**What to produce**.
All lines in the data bearing the string "with" should be identified and copied.

**Task material**.
===============

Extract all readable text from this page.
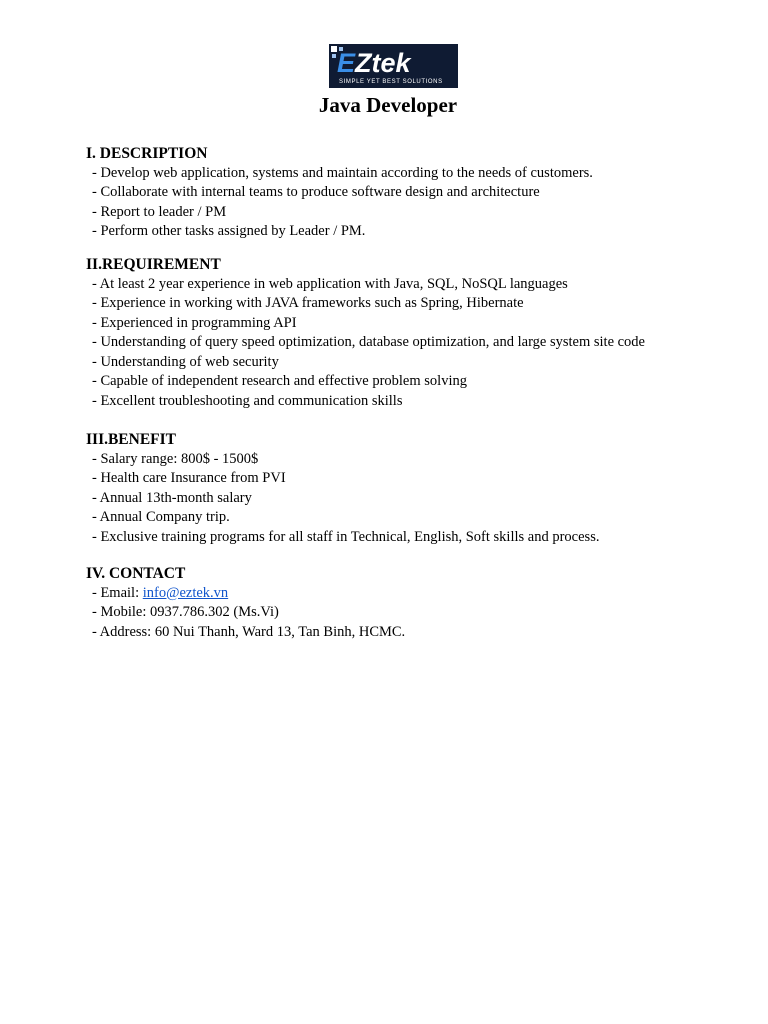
EZtek
SIMPLE YET BEST SOLUTIONS
Java Developer
I. DESCRIPTION
- Develop web application, systems and maintain according to the needs of customers.
- Collaborate with internal teams to produce software design and architecture
- Report to leader / PM
- Perform other tasks assigned by Leader / PM.
II.REQUIREMENT
- At least 2 year experience in web application with Java, SQL, NoSQL languages
- Experience in working with JAVA frameworks such as Spring, Hibernate
- Experienced in programming API
- Understanding of query speed optimization, database optimization, and large system site code
- Understanding of web security
- Capable of independent research and effective problem solving
- Excellent troubleshooting and communication skills
III.BENEFIT
- Salary range: 800$ - 1500$
- Health care Insurance from PVI
- Annual 13th-month salary
- Annual Company trip.
- Exclusive training programs for all staff in Technical, English, Soft skills and process.
IV. CONTACT
- Email: info@eztek.vn
- Mobile: 0937.786.302 (Ms.Vi)
- Address: 60 Nui Thanh, Ward 13, Tan Binh, HCMC.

===============

**Solution for this task**.
- Collaborate with internal teams to produce software design and architecture
- At least 2 year experience in web application with Java, SQL, NoSQL languages
- Experience in working with JAVA frameworks such as Spring, Hibernate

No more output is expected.